:: Dataset extract ::
◆ ◆ ◆ ◆ ◆ ◆ ◆

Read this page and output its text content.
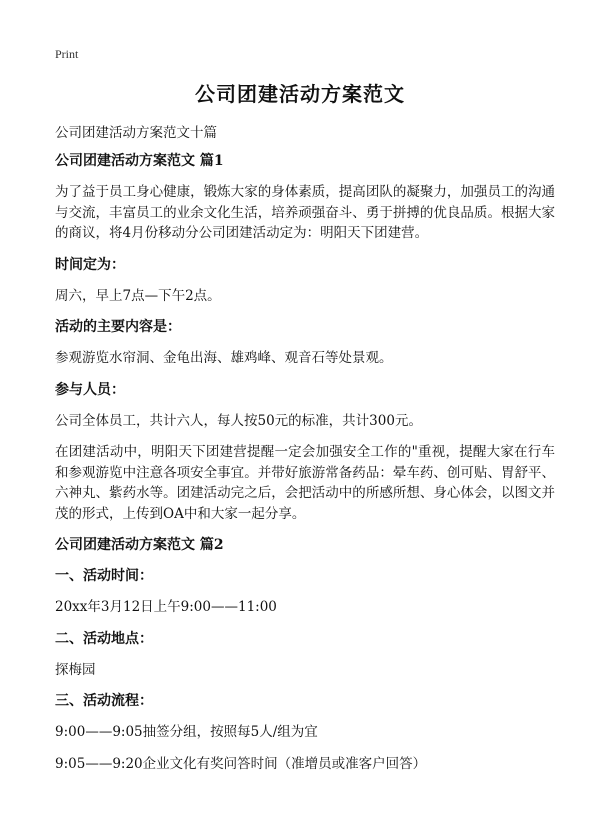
Print
公司团建活动方案范文
公司团建活动方案范文十篇
公司团建活动方案范文 篇1
为了益于员工身心健康，锻炼大家的身体素质，提高团队的凝聚力，加强员工的沟通与交流，丰富员工的业余文化生活，培养顽强奋斗、勇于拼搏的优良品质。根据大家的商议，将4月份移动分公司团建活动定为：明阳天下团建营。
时间定为：
周六，早上7点—下午2点。
活动的主要内容是：
参观游览水帘洞、金龟出海、雄鸡峰、观音石等处景观。
参与人员：
公司全体员工，共计六人，每人按50元的标准，共计300元。
在团建活动中，明阳天下团建营提醒一定会加强安全工作的"重视，提醒大家在行车和参观游览中注意各项安全事宜。并带好旅游常备药品：晕车药、创可贴、胃舒平、六神丸、紫药水等。团建活动完之后，会把活动中的所感所想、身心体会，以图文并茂的形式，上传到OA中和大家一起分享。
公司团建活动方案范文 篇2
一、活动时间：
20xx年3月12日上午9:00——11:00
二、活动地点：
探梅园
三、活动流程：
9:00——9:05抽签分组，按照每5人/组为宜
9:05——9:20企业文化有奖问答时间（准增员或准客户回答）
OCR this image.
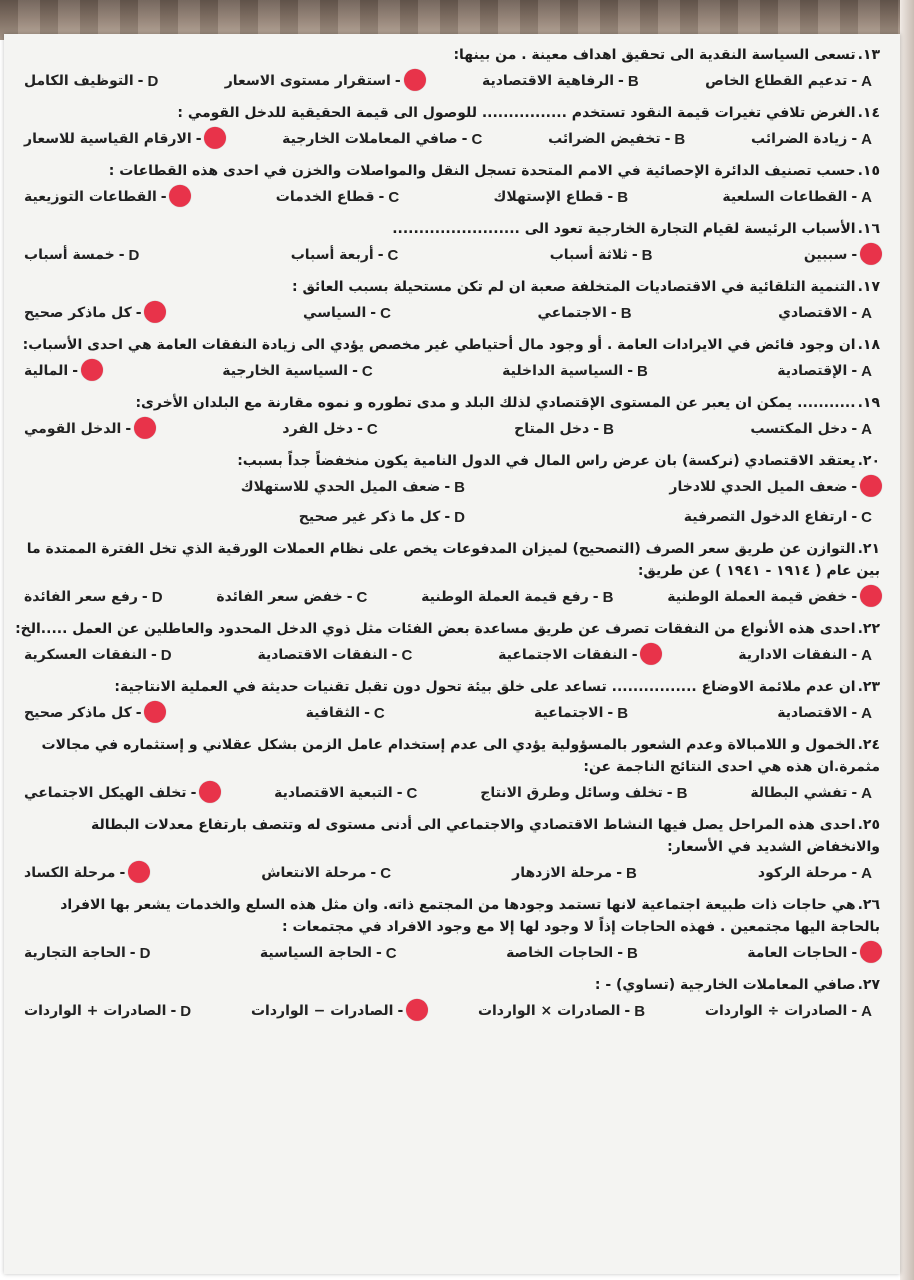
١٣.تسعى السياسة النقدية الى تحقيق اهداف معينة . من بينها:
A
-
تدعيم القطاع الخاص
B
-
الرفاهية الاقتصادية
-
استقرار مستوى الاسعار
D
-
التوظيف الكامل
١٤.الغرض تلافي تغيرات قيمة النقود تستخدم ................ للوصول الى قيمة الحقيقية للدخل القومي :
A
-
زيادة الضرائب
B
-
تخفيض الضرائب
C
-
صافي المعاملات الخارجية
-
الارقام القياسية للاسعار
١٥.حسب تصنيف الدائرة الإحصائية في الامم المتحدة تسجل النقل والمواصلات والخزن في احدى هذه القطاعات :
A
-
القطاعات السلعية
B
-
قطاع الإستهلاك
C
-
قطاع الخدمات
-
القطاعات التوزيعية
١٦.الأسباب الرئيسة لقيام التجارة الخارجية تعود الى ........................
-
سببين
B
-
ثلاثة أسباب
C
-
أربعة أسباب
D
-
خمسة أسباب
١٧.التنمية التلقائية في الاقتصاديات المتخلفة صعبة ان لم تكن مستحيلة بسبب العائق :
A
-
الاقتصادي
B
-
الاجتماعي
C
-
السياسي
-
كل ماذكر صحيح
١٨.ان وجود فائض في الايرادات العامة . أو وجود مال أحتياطي غير مخصص يؤدي الى زيادة النفقات العامة هي احدى الأسباب:
A
-
الإقتصادية
B
-
السياسية الداخلية
C
-
السياسية الخارجية
-
المالية
١٩............ يمكن ان يعبر عن المستوى الإقتصادي لذلك البلد و مدى تطوره و نموه مقارنة مع البلدان الأخرى:
A
-
دخل المكتسب
B
-
دخل المتاح
C
-
دخل الفرد
-
الدخل القومي
٢٠.يعتقد الاقتصادي (نركسة) بان عرض راس المال في الدول النامية يكون منخفضاً جداً بسبب:
-
ضعف الميل الحدي للادخار
B
-
ضعف الميل الحدي للاستهلاك
C
-
ارتفاع الدخول التصرفية
D
-
كل ما ذكر غير صحيح
٢١.التوازن عن طريق سعر الصرف (التصحيح) لميزان المدفوعات يخص على نظام العملات الورقية الذي تخل الفترة الممتدة ما بين عام ( ١٩١٤ - ١٩٤١ ) عن طريق:
-
خفض قيمة العملة الوطنية
B
-
رفع قيمة العملة الوطنية
C
-
خفض سعر الفائدة
D
-
رفع سعر الفائدة
٢٢.احدى هذه الأنواع من النفقات تصرف عن طريق مساعدة بعض الفئات مثل ذوي الدخل المحدود والعاطلين عن العمل .....الخ:
A
-
النفقات الادارية
-
النفقات الاجتماعية
C
-
النفقات الاقتصادية
D
-
النفقات العسكرية
٢٣.ان عدم ملائمة الاوضاع ................ تساعد على خلق بيئة تحول دون تقبل تقنيات حديثة في العملية الانتاجية:
A
-
الاقتصادية
B
-
الاجتماعية
C
-
الثقافية
-
كل ماذكر صحيح
٢٤.الخمول و اللامبالاة وعدم الشعور بالمسؤولية يؤدي الى عدم إستخدام عامل الزمن بشكل عقلاني و إستثماره في مجالات مثمرة.ان هذه هي احدى النتائج الناجمة عن:
A
-
تفشي البطالة
B
-
تخلف وسائل وطرق الانتاج
C
-
التبعية الاقتصادية
-
تخلف الهيكل الاجتماعي
٢٥.احدى هذه المراحل يصل فيها النشاط الاقتصادي والاجتماعي الى أدنى مستوى له وتتصف بارتفاع معدلات البطالة والانخفاض الشديد في الأسعار:
A
-
مرحلة الركود
B
-
مرحلة الازدهار
C
-
مرحلة الانتعاش
-
مرحلة الكساد
٢٦.هي حاجات ذات طبيعة اجتماعية لانها تستمد وجودها من المجتمع ذاته. وان مثل هذه السلع والخدمات يشعر بها الافراد بالحاجة اليها مجتمعين . فهذه الحاجات إذاً لا وجود لها إلا مع وجود الافراد في مجتمعات :
-
الحاجات العامة
B
-
الحاجات الخاصة
C
-
الحاجة السياسية
D
-
الحاجة التجارية
٢٧.صافي المعاملات الخارجية (تساوي) - :
A
-
الصادرات ÷ الواردات
B
-
الصادرات × الواردات
-
الصادرات − الواردات
D
-
الصادرات + الواردات
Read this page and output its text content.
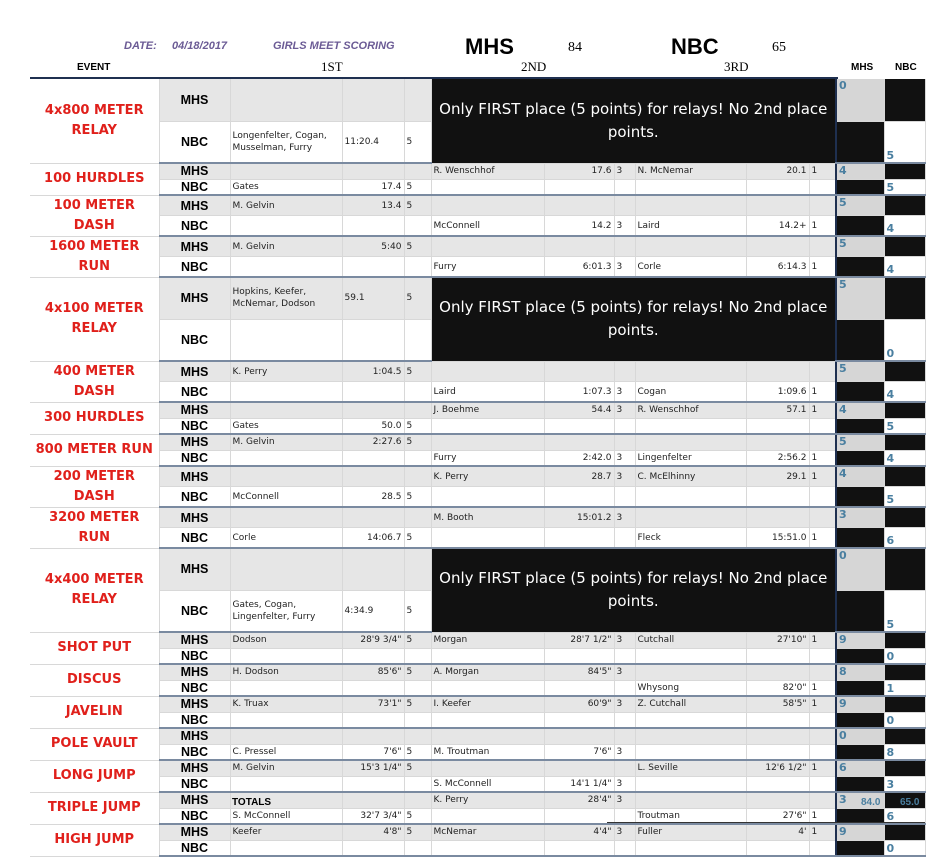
DATE: 04/18/2017	GIRLS MEET SCORING	MHS	84	NBC	65
EVENT	1ST	2ND	3RD	MHS NBC
4x800 METER RELAY	MHS				Only FIRST place (5 points) for relays! No 2nd place points.						0	
	NBC	Longenfelter, Cogan, Musselman, Furry	11:20.4	5								5
100 HURDLES	MHS				R. Wenschhof	17.6	3	N. McNemar	20.1	1	4	
	NBC	Gates	17.4	5								5
100 METER DASH	MHS	M. Gelvin	13.4	5							5	
	NBC				McConnell	14.2	3	Laird	14.2+	1		4
1600 METER RUN	MHS	M. Gelvin	5:40	5							5	
	NBC				Furry	6:01.3	3	Corle	6:14.3	1		4
4x100 METER RELAY	MHS	Hopkins, Keefer, McNemar, Dodson	59.1	5	Only FIRST place (5 points) for relays! No 2nd place points.						5	
	NBC											0
400 METER DASH	MHS	K. Perry	1:04.5	5							5	
	NBC				Laird	1:07.3	3	Cogan	1:09.6	1		4
300 HURDLES	MHS				J. Boehme	54.4	3	R. Wenschhof	57.1	1	4	
	NBC	Gates	50.0	5								5
800 METER RUN	MHS	M. Gelvin	2:27.6	5							5	
	NBC				Furry	2:42.0	3	Lingenfelter	2:56.2	1		4
200 METER DASH	MHS				K. Perry	28.7	3	C. McElhinny	29.1	1	4	
	NBC	McConnell	28.5	5								5
3200 METER RUN	MHS				M. Booth	15:01.2	3				3	
	NBC	Corle	14:06.7	5				Fleck	15:51.0	1		6
4x400 METER RELAY	MHS				Only FIRST place (5 points) for relays! No 2nd place points.						0	
	NBC	Gates, Cogan, Lingenfelter, Furry	4:34.9	5								5
SHOT PUT	MHS	Dodson	28'9 3/4"	5	Morgan	28'7 1/2"	3	Cutchall	27'10"	1	9	
	NBC											0
DISCUS	MHS	H. Dodson	85'6"	5	A. Morgan	84'5"	3				8	
	NBC							Whysong	82'0"	1		1
JAVELIN	MHS	K. Truax	73'1"	5	I. Keefer	60'9"	3	Z. Cutchall	58'5"	1	9	
	NBC											0
POLE VAULT	MHS										0	
	NBC	C. Pressel	7'6"	5	M. Troutman	7'6"	3					8
LONG JUMP	MHS	M. Gelvin	15'3 1/4"	5				L. Seville	12'6 1/2"	1	6	
	NBC				S. McConnell	14'1 1/4"	3					3
TRIPLE JUMP	MHS				K. Perry	28'4"	3				3	
	NBC	S. McConnell	32'7 3/4"	5				Troutman	27'6"	1		6
HIGH JUMP	MHS	Keefer	4'8"	5	McNemar	4'4"	3	Fuller	4'	1	9	
	NBC											0
TOTALS	84.0 65.0
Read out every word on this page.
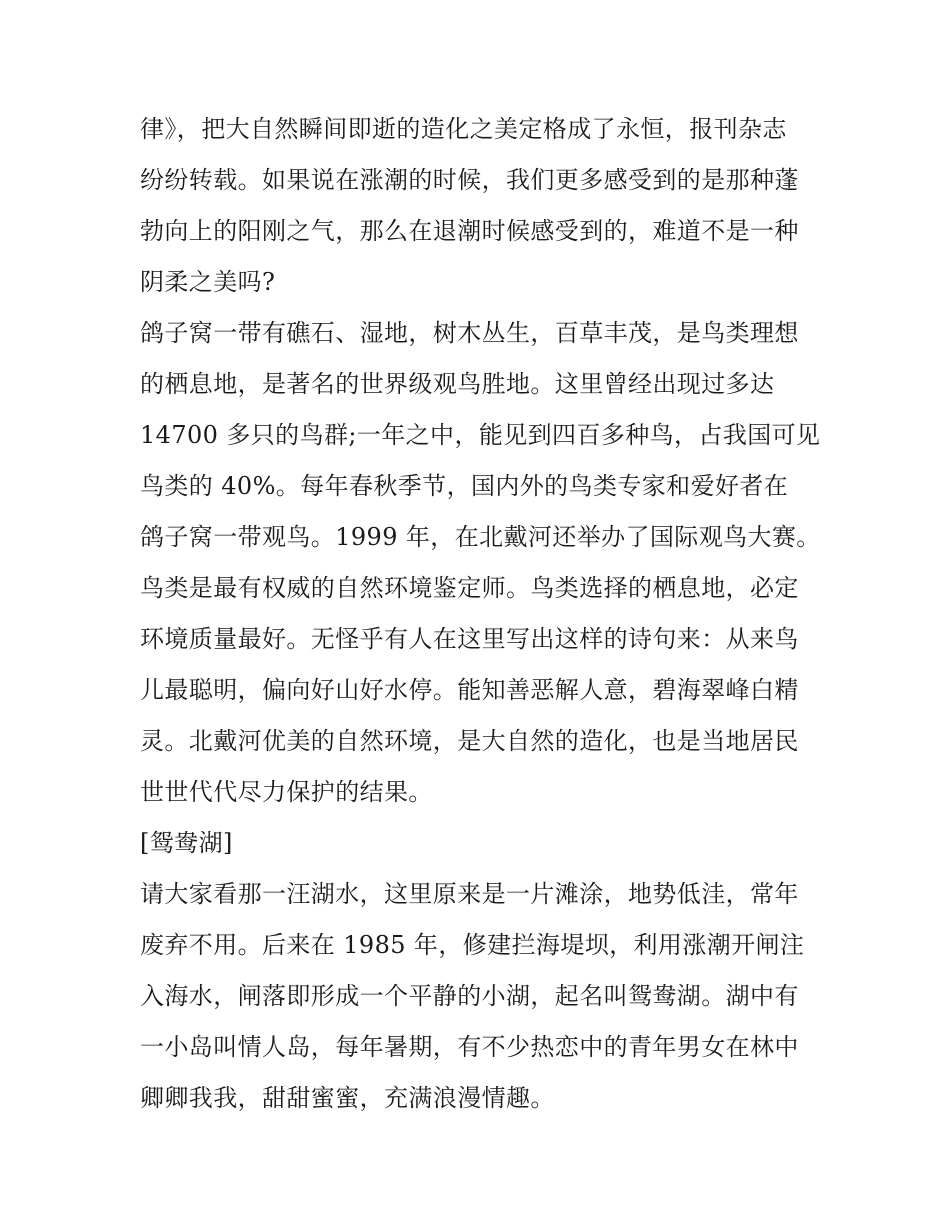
律》，把大自然瞬间即逝的造化之美定格成了永恒，报刊杂志
纷纷转载。如果说在涨潮的时候，我们更多感受到的是那种蓬
勃向上的阳刚之气，那么在退潮时候感受到的，难道不是一种
阴柔之美吗?
鸽子窝一带有礁石、湿地，树木丛生，百草丰茂，是鸟类理想
的栖息地，是著名的世界级观鸟胜地。这里曾经出现过多达
14700 多只的鸟群;一年之中，能见到四百多种鸟，占我国可见
鸟类的 40%。每年春秋季节，国内外的鸟类专家和爱好者在
鸽子窝一带观鸟。1999 年，在北戴河还举办了国际观鸟大赛。
鸟类是最有权威的自然环境鉴定师。鸟类选择的栖息地，必定
环境质量最好。无怪乎有人在这里写出这样的诗句来：从来鸟
儿最聪明，偏向好山好水停。能知善恶解人意，碧海翠峰白精
灵。北戴河优美的自然环境，是大自然的造化，也是当地居民
世世代代尽力保护的结果。
[鸳鸯湖]
请大家看那一汪湖水，这里原来是一片滩涂，地势低洼，常年
废弃不用。后来在 1985 年，修建拦海堤坝，利用涨潮开闸注
入海水，闸落即形成一个平静的小湖，起名叫鸳鸯湖。湖中有
一小岛叫情人岛，每年暑期，有不少热恋中的青年男女在林中
卿卿我我，甜甜蜜蜜，充满浪漫情趣。
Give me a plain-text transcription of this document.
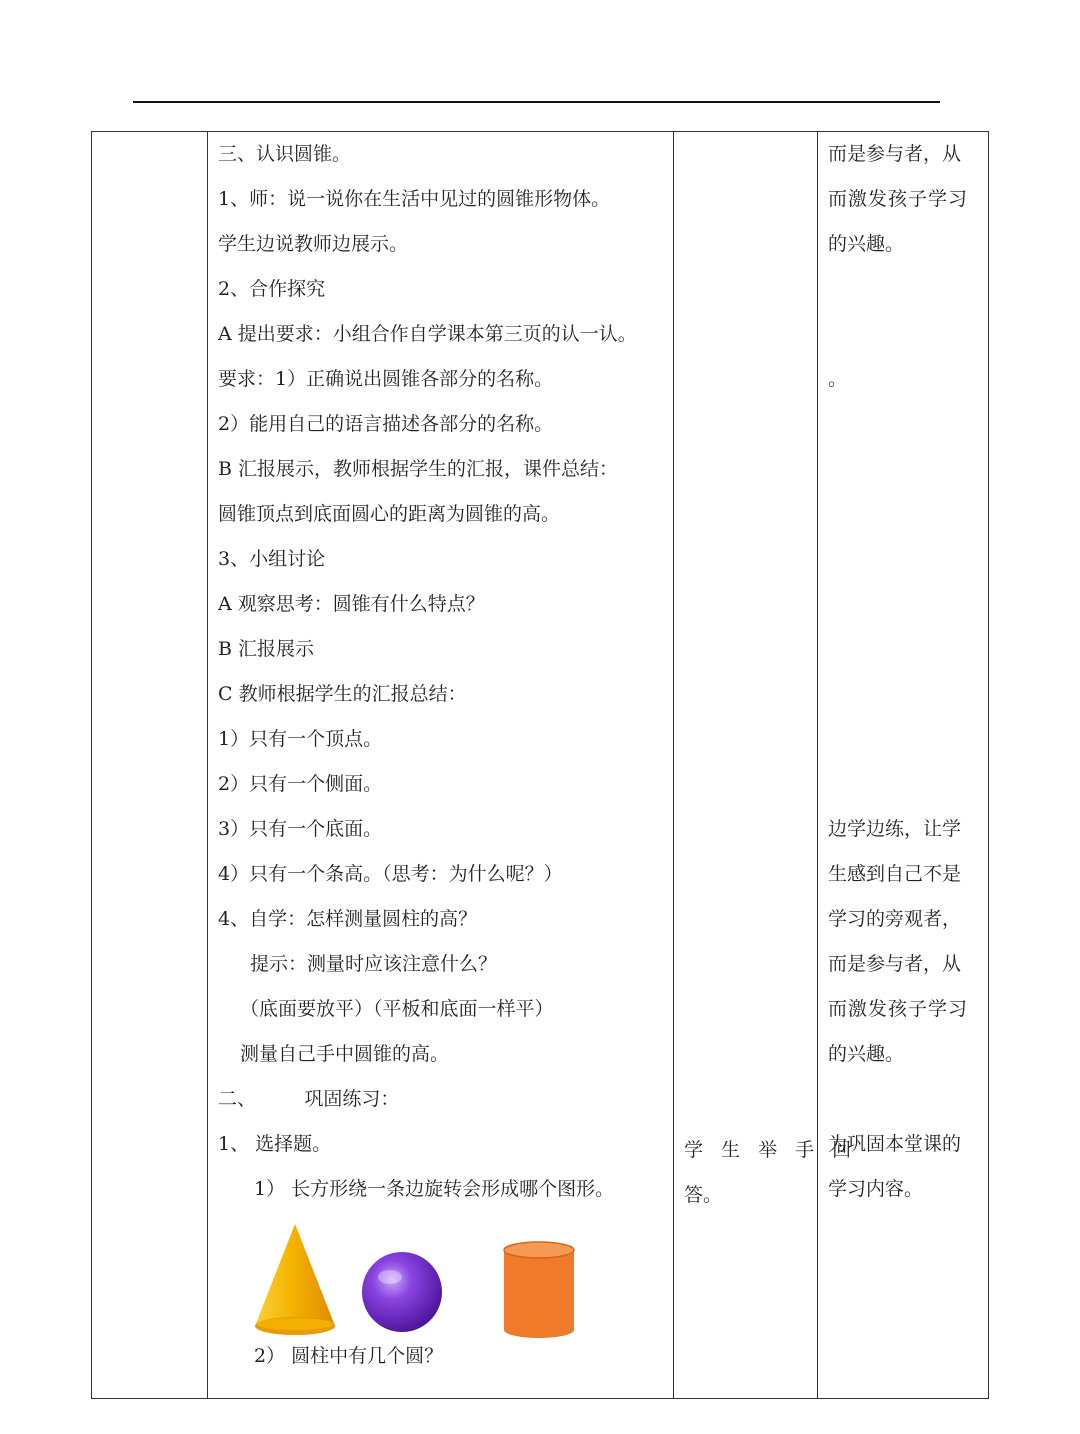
三、认识圆锥。
1、师：说一说你在生活中见过的圆锥形物体。
学生边说教师边展示。
2、合作探究
A 提出要求：小组合作自学课本第三页的认一认。
要求：1）正确说出圆锥各部分的名称。
2）能用自己的语言描述各部分的名称。
B 汇报展示，教师根据学生的汇报，课件总结：
圆锥顶点到底面圆心的距离为圆锥的高。
3、小组讨论
A 观察思考：圆锥有什么特点？
B 汇报展示
C 教师根据学生的汇报总结：
1）只有一个顶点。
2）只有一个侧面。
3）只有一个底面。
4）只有一个条高。（思考：为什么呢？）
4、自学：怎样测量圆柱的高？
提示：测量时应该注意什么？
（底面要放平）（平板和底面一样平）
测量自己手中圆锥的高。
二、        巩固练习：
1、 选择题。
1） 长方形绕一条边旋转会形成哪个图形。
2） 圆柱中有几个圆？
学 生 举 手 回
答。
而是参与者，从
而激发孩子学习
的兴趣。
。
边学边练，让学
生感到自己不是
学习的旁观者，
而是参与者，从
而激发孩子学习
的兴趣。
为巩固本堂课的
学习内容。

◆ ◆ ◆ ◆ ◆ ◆ ◆

:: Task instructions ::
Search the lines above for the string "Laird" and copy each line that has it.

:: Reply ::
	NBC				McConnell	14.2	3	Laird	14.2+	1		4
	NBC				Laird	1:07.3	3	Cogan	1:09.6	1		4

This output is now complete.